Pull each line holding "voidaan" out of the entries below.

▬▬▬▬▬▬

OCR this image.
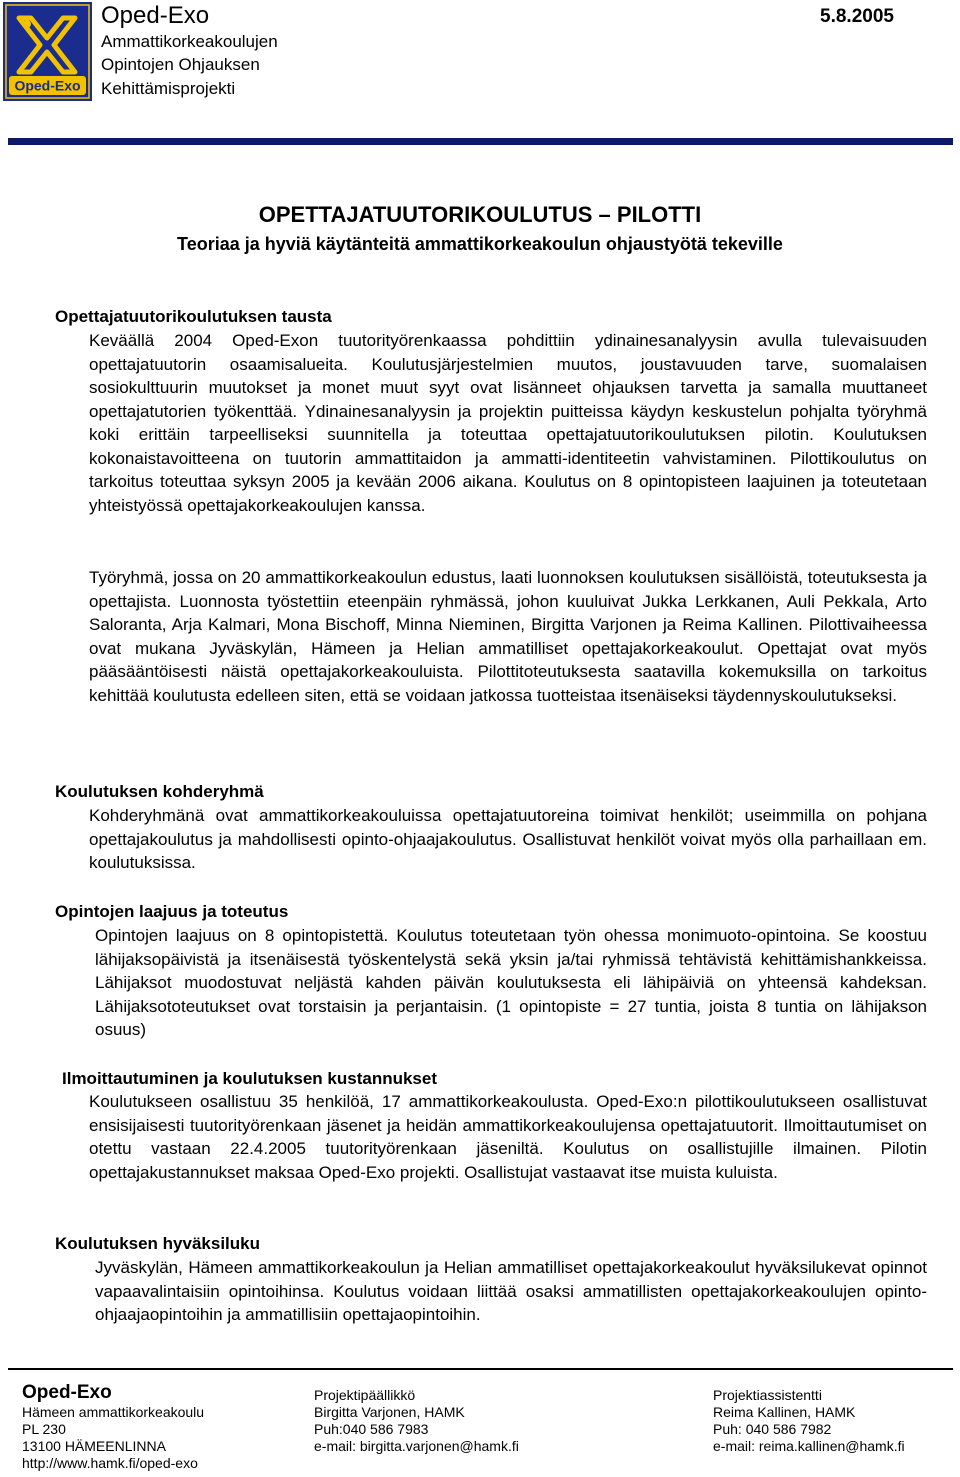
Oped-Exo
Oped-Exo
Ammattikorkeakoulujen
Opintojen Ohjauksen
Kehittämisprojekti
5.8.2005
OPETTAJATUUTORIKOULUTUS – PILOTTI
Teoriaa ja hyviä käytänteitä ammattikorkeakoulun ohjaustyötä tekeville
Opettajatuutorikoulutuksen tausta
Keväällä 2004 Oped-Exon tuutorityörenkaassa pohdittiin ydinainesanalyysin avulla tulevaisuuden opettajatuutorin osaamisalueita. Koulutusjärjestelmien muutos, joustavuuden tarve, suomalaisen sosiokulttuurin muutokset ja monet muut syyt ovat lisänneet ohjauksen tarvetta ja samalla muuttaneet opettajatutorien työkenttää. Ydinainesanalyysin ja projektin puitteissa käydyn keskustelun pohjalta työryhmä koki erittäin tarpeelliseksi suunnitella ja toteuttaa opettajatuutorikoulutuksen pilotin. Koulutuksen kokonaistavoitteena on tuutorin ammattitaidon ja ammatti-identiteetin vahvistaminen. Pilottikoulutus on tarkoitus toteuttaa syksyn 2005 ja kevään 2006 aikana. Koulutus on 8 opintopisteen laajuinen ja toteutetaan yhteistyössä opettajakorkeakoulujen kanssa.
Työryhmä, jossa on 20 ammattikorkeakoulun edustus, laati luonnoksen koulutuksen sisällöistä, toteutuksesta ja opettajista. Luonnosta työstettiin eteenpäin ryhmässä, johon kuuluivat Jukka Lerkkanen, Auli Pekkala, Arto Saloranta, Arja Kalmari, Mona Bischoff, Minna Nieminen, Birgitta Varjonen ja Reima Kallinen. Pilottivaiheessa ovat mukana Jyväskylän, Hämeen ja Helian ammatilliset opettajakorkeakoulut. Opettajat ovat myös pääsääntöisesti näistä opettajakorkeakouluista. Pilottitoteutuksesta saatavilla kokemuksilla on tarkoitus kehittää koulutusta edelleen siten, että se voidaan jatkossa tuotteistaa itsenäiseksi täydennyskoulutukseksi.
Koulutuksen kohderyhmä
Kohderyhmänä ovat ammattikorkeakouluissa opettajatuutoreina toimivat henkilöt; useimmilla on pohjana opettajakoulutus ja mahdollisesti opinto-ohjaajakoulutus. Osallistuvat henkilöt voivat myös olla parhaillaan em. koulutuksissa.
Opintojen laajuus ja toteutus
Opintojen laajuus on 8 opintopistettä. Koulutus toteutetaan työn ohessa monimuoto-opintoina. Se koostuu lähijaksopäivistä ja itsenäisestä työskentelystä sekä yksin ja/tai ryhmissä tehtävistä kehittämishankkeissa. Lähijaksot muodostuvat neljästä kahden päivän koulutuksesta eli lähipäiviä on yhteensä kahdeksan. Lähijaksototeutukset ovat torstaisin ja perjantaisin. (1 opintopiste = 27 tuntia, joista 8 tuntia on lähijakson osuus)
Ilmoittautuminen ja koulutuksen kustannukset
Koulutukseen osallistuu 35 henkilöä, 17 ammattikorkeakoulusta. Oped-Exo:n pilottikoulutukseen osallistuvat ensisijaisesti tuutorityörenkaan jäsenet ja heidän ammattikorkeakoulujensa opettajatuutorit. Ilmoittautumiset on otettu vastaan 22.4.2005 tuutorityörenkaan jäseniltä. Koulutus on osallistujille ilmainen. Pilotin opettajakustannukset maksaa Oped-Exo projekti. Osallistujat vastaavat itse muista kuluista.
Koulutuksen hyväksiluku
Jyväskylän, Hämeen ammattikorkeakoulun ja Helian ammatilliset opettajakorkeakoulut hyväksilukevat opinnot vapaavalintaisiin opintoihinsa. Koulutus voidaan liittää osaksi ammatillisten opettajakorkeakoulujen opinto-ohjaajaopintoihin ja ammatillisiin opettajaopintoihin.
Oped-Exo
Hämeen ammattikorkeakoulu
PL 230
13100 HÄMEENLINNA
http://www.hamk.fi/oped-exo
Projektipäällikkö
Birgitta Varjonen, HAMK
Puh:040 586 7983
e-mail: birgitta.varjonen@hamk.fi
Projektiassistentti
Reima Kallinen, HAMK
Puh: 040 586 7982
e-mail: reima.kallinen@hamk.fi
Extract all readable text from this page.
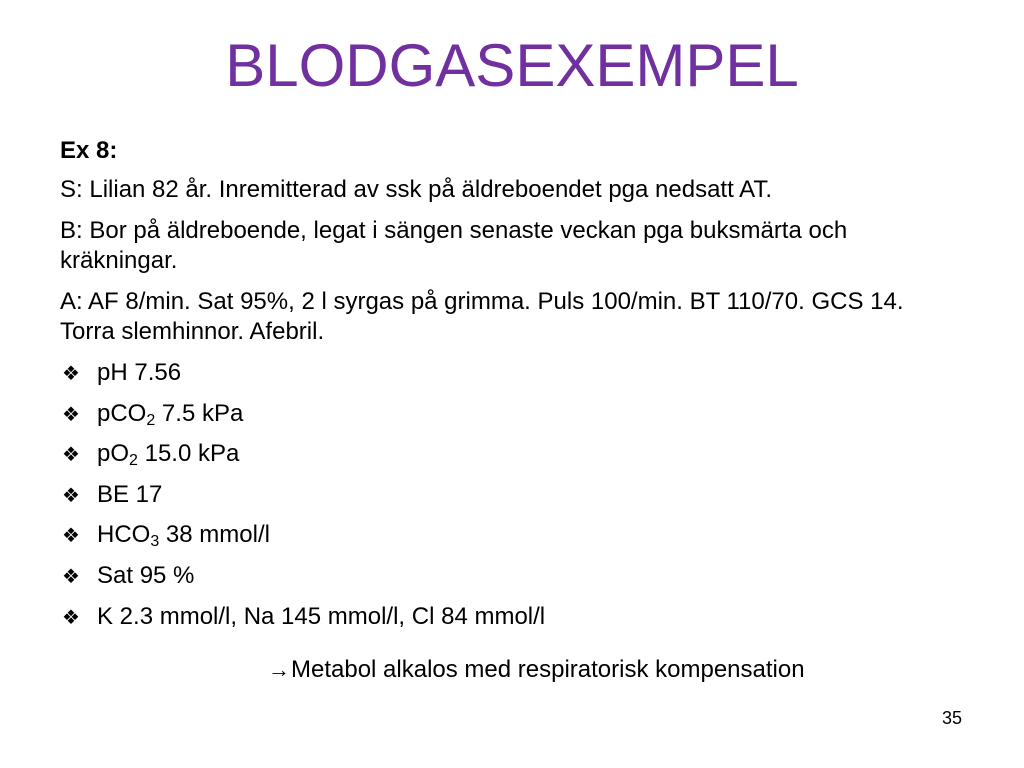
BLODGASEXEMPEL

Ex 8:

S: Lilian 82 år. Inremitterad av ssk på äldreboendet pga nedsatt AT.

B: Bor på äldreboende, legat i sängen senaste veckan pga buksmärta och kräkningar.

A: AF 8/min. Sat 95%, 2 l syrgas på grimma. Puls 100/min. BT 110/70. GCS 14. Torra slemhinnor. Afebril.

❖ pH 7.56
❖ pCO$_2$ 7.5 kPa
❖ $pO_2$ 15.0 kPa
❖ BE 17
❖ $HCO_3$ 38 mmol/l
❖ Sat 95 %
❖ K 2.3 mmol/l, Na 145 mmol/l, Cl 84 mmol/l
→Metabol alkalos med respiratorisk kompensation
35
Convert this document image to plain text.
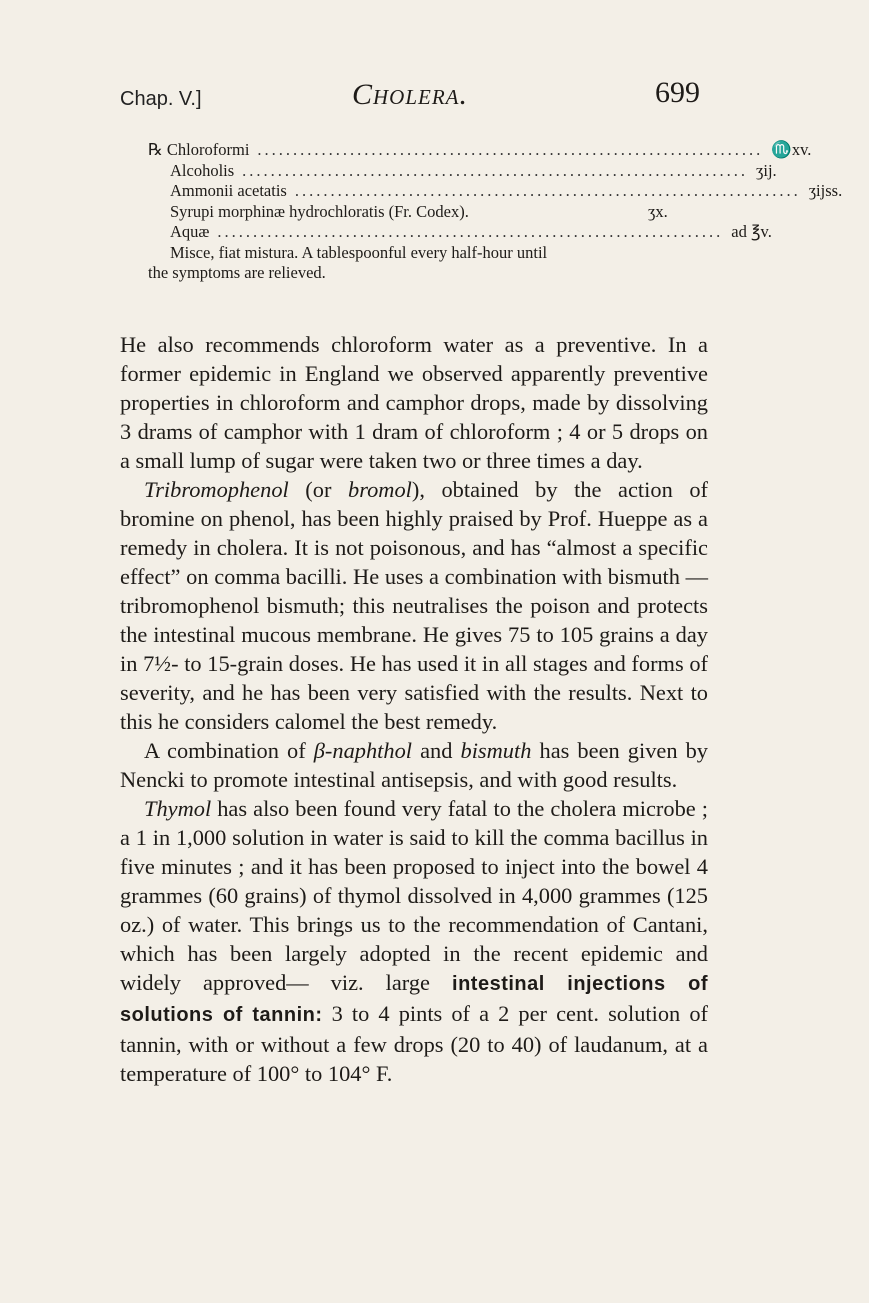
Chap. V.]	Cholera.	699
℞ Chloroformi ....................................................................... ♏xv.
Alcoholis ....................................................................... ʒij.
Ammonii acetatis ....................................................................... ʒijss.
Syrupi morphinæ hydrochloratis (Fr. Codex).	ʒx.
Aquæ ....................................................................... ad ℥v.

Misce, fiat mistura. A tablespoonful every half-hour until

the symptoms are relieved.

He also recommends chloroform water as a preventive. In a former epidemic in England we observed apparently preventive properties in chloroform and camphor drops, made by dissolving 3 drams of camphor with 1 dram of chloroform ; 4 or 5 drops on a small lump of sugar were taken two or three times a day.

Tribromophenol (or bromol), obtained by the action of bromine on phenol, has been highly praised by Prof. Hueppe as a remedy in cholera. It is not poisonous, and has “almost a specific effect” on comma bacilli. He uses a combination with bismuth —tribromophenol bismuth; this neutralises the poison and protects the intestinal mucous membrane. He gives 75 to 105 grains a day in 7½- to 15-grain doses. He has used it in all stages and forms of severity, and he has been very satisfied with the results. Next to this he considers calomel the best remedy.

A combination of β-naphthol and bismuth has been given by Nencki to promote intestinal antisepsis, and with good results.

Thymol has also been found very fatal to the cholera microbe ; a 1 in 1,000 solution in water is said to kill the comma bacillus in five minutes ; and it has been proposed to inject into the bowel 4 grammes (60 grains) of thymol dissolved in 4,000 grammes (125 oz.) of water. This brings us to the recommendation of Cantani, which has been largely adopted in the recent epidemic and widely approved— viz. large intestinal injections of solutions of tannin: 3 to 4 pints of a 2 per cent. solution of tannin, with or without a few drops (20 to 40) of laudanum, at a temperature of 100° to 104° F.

▬▬▬▬▬▬

## Solution to the exercise
Työryhmä, jossa on 20 ammattikorkeakoulun edustus, laati luonnoksen koulutuksen sisällöistä, toteutuksesta ja opettajista. Luonnosta työstettiin eteenpäin ryhmässä, johon kuuluivat Jukka Lerkkanen, Auli Pekkala, Arto Saloranta, Arja Kalmari, Mona Bischoff, Minna Nieminen, Birgitta Varjonen ja Reima Kallinen. Pilottivaiheessa ovat mukana Jyväskylän, Hämeen ja Helian ammatilliset opettajakorkeakoulut. Opettajat ovat myös pääsääntöisesti näistä opettajakorkeakouluista. Pilottitoteutuksesta saatavilla kokemuksilla on tarkoitus kehittää koulutusta edelleen siten, että se voidaan jatkossa tuotteistaa itsenäiseksi täydennyskoulutukseksi.
Jyväskylän, Hämeen ammattikorkeakoulun ja Helian ammatilliset opettajakorkeakoulut hyväksilukevat opinnot vapaavalintaisiin opintoihinsa. Koulutus voidaan liittää osaksi ammatillisten opettajakorkeakoulujen opinto-ohjaajaopintoihin ja ammatillisiin opettajaopintoihin.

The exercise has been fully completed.